### The problem
Any picture among the records should be left out, please; retype the rest exactly.

── Data extract ──

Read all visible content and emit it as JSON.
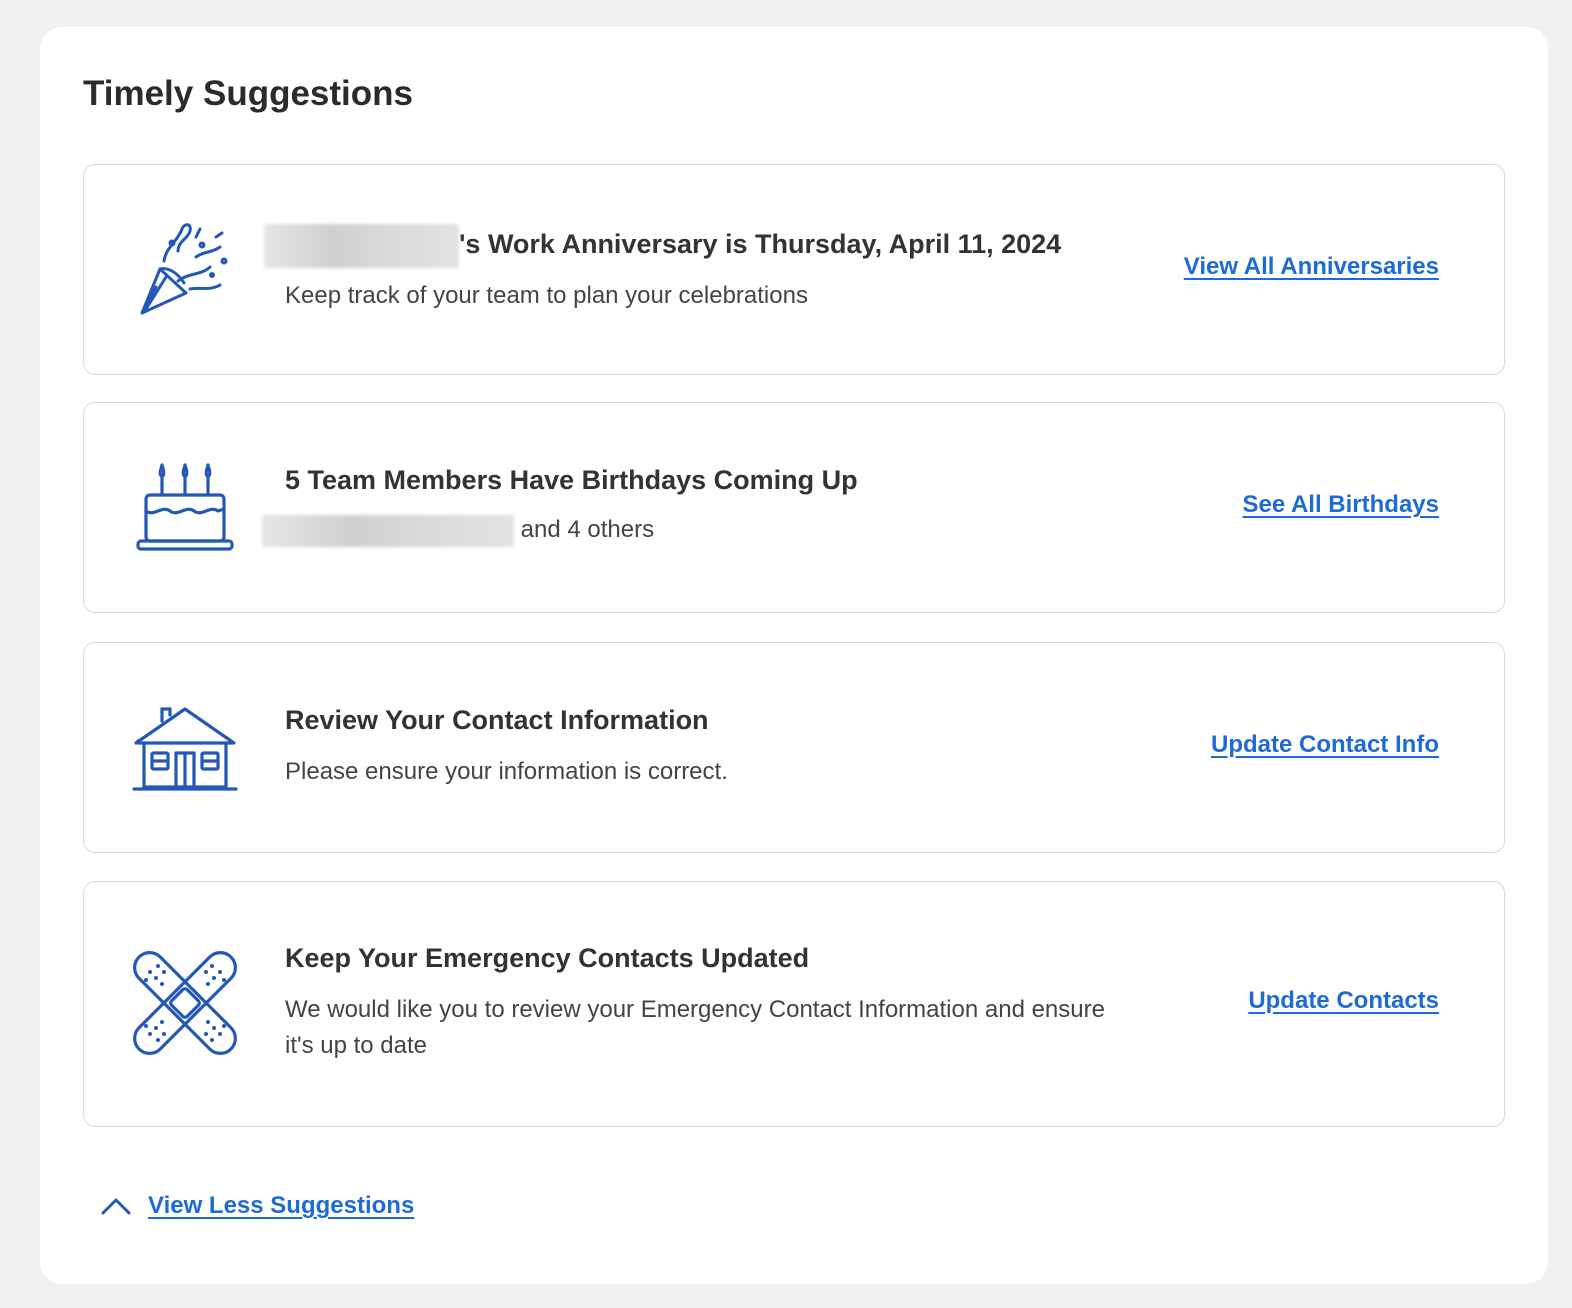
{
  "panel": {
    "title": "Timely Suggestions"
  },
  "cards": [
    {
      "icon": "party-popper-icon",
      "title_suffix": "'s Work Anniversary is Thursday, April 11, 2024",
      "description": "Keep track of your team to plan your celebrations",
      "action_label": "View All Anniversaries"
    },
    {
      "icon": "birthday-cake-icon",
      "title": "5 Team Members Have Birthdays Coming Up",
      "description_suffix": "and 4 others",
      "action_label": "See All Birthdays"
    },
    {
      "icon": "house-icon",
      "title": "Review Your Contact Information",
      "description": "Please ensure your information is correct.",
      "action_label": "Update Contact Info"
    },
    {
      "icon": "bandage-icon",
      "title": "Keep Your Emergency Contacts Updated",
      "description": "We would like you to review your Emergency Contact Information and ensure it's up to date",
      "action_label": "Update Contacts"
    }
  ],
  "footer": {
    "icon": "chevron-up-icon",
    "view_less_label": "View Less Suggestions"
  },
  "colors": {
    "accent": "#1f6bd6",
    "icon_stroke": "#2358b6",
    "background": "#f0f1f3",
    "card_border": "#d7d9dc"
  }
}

───

### Solution
Read all visible content and emit it as JSON.
{
  "panel": {
    "title": "Timely Suggestions"
  },
  "cards": [
    {
      "icon": "party-popper-icon",
      "title_suffix": "'s Work Anniversary is Thursday, April 11, 2024",
      "description": "Keep track of your team to plan your celebrations",
      "action_label": "View All Anniversaries"
    },
    {
      "icon": "birthday-cake-icon",
      "title": "5 Team Members Have Birthdays Coming Up",
      "description_suffix": "and 4 others",
      "action_label": "See All Birthdays"
    },
    {
      "icon": "house-icon",
      "title": "Review Your Contact Information",
      "description": "Please ensure your information is correct.",
      "action_label": "Update Contact Info"
    },
    {
      "icon": "bandage-icon",
      "title": "Keep Your Emergency Contacts Updated",
      "description": "We would like you to review your Emergency Contact Information and ensure it's up to date",
      "action_label": "Update Contacts"
    }
  ],
  "footer": {
    "icon": "chevron-up-icon",
    "view_less_label": "View Less Suggestions"
  },
  "colors": {
    "accent": "#1f6bd6",
    "icon_stroke": "#2358b6",
    "background": "#f0f1f3",
    "card_border": "#d7d9dc"
  }
}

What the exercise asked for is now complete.